╭─ Data supplied
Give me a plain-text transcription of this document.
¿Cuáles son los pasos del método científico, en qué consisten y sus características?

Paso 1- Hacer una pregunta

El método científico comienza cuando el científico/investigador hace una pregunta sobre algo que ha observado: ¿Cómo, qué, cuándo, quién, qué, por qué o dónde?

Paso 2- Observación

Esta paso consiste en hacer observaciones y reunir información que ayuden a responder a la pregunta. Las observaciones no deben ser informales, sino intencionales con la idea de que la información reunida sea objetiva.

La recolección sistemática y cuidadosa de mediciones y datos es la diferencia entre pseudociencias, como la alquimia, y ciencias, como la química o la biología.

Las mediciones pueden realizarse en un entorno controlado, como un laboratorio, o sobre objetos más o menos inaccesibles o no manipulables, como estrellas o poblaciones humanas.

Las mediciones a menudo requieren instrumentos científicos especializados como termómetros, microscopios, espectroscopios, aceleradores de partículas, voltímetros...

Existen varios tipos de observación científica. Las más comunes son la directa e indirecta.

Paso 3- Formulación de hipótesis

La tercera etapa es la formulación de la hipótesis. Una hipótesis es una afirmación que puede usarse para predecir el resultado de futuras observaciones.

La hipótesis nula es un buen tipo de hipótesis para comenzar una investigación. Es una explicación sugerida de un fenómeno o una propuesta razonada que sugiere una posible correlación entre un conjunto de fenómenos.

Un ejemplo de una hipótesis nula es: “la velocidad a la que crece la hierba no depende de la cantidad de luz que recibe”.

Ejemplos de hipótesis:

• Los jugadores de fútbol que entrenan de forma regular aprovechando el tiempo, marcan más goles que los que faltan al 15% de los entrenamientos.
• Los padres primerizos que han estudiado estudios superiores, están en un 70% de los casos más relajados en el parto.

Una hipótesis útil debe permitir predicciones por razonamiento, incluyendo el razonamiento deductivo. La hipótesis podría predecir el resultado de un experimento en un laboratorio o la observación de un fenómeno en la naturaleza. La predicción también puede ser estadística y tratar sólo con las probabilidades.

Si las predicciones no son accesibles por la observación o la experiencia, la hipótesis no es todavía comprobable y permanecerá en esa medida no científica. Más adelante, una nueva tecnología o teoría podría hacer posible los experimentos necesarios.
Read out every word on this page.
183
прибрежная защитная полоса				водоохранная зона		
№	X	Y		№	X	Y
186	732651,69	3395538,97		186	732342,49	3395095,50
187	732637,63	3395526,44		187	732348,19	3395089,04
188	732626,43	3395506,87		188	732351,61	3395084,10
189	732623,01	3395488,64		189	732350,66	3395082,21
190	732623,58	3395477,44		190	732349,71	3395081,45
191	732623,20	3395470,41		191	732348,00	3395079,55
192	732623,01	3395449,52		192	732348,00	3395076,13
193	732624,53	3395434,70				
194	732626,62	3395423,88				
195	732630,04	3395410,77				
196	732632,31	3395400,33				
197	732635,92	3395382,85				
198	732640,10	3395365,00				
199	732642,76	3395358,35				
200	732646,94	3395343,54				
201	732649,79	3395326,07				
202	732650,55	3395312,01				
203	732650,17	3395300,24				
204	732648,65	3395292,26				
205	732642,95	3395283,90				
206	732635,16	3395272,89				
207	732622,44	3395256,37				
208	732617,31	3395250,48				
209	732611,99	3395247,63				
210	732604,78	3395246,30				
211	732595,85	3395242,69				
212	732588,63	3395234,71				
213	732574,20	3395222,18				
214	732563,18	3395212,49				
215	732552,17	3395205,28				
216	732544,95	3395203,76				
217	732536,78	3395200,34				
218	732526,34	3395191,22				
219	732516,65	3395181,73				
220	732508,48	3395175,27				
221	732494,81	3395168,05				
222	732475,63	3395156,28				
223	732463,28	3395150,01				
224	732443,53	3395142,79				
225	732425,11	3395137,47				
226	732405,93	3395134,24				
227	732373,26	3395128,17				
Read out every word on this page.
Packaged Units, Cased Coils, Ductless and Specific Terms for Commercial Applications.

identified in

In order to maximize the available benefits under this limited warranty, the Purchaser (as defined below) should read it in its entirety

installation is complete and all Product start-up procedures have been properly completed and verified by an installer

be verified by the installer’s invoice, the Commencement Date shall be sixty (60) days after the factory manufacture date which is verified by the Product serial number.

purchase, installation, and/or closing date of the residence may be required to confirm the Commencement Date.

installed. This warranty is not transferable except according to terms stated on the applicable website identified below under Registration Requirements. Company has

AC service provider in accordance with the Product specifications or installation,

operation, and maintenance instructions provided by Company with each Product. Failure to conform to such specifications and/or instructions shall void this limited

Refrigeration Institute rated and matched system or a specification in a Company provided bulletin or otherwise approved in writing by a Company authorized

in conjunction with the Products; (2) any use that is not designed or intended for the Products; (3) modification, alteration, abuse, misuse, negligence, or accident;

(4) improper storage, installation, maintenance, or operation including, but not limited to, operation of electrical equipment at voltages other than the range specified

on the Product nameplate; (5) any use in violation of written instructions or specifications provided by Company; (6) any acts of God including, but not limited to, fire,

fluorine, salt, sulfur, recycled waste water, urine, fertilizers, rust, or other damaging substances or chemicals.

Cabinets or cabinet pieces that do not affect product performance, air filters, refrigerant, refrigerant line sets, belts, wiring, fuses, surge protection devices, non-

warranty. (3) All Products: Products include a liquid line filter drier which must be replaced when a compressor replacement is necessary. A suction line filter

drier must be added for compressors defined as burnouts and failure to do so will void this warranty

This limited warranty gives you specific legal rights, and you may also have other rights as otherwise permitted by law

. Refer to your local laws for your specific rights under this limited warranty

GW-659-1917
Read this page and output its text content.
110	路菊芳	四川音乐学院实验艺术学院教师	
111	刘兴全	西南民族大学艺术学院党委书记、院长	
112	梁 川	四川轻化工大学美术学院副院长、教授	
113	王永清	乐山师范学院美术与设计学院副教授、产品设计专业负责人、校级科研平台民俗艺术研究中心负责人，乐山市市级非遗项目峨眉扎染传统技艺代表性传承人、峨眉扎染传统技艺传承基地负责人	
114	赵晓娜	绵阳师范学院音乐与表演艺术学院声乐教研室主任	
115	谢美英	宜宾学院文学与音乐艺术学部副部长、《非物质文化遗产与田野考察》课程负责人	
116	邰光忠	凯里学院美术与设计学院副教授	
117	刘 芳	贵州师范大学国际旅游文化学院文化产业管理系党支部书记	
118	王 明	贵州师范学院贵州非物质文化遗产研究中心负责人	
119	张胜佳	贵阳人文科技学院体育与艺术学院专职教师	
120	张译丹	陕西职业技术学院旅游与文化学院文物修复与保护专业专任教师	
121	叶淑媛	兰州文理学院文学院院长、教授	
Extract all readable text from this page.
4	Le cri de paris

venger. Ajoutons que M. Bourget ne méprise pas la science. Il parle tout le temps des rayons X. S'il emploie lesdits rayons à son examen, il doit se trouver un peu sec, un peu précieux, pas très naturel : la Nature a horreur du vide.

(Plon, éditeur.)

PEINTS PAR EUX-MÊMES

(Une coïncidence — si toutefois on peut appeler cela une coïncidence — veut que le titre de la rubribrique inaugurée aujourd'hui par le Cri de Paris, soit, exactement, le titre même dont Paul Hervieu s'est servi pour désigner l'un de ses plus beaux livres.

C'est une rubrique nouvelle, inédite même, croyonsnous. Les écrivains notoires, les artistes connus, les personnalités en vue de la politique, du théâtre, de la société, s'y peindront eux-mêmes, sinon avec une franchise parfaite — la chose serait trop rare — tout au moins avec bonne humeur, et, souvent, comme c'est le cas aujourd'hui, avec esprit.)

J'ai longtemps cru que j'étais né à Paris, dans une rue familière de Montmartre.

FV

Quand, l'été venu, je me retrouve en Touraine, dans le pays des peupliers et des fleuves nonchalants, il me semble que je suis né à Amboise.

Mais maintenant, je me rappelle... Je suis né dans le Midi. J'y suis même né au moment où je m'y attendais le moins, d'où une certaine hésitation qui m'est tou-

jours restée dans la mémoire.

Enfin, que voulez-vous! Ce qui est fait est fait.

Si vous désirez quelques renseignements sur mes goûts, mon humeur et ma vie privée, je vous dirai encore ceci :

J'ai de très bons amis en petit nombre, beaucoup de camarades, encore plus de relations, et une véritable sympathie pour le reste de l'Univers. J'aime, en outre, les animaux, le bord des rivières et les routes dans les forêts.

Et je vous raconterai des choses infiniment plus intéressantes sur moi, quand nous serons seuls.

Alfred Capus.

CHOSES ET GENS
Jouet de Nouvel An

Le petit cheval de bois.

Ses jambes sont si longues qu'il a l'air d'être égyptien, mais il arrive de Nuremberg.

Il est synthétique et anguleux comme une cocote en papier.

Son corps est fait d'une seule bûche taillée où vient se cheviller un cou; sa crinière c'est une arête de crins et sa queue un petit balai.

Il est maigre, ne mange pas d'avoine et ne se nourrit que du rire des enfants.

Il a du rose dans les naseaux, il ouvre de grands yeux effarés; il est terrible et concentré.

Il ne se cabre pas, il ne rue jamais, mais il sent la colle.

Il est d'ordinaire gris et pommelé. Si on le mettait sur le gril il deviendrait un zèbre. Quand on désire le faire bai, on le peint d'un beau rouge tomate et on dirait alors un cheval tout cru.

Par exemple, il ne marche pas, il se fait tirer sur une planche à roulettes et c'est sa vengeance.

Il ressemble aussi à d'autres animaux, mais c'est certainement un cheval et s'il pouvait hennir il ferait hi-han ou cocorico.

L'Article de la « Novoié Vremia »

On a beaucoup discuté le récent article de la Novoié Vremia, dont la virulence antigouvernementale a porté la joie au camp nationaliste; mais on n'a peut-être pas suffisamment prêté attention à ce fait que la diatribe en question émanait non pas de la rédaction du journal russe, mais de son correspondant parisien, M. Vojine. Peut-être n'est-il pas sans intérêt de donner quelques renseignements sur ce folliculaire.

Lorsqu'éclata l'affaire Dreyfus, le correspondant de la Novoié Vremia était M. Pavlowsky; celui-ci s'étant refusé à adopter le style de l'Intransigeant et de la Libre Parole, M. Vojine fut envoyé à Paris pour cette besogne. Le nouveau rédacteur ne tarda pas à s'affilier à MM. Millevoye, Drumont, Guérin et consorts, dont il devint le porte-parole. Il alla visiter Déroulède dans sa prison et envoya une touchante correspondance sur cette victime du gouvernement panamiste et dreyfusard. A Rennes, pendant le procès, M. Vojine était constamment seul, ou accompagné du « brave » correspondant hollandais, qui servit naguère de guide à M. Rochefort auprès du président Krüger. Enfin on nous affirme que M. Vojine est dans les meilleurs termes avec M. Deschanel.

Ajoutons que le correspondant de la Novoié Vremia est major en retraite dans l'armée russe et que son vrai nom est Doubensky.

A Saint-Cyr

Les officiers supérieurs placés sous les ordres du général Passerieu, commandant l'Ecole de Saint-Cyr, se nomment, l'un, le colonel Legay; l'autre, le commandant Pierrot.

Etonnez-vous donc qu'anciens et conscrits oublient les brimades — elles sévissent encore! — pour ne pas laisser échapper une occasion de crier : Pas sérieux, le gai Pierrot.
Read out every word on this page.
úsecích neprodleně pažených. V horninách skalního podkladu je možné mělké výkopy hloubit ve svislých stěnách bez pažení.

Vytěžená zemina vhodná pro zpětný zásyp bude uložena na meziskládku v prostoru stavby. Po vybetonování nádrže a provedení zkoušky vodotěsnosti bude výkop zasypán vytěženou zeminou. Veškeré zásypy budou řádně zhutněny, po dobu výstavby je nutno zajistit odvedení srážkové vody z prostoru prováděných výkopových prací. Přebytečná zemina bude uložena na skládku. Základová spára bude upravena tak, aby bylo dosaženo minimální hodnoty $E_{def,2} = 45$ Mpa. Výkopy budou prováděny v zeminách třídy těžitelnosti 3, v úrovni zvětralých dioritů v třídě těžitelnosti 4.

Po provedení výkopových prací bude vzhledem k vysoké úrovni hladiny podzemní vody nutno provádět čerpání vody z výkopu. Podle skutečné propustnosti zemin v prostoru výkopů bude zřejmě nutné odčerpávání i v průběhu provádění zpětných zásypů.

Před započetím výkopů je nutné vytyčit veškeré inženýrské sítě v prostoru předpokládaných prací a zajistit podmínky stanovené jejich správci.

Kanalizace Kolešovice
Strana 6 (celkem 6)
╰─
> _Exercise_:
Copy out every line in the listing where the word "observaciones" appears.

> _Exercise response_:
Esta paso consiste en hacer observaciones y reunir información que ayuden a responder a la pregunta. Las observaciones no deben ser informales, sino intencionales con la idea de que la información reunida sea objetiva.
La tercera etapa es la formulación de la hipótesis. Una hipótesis es una afirmación que puede usarse para predecir el resultado de futuras observaciones.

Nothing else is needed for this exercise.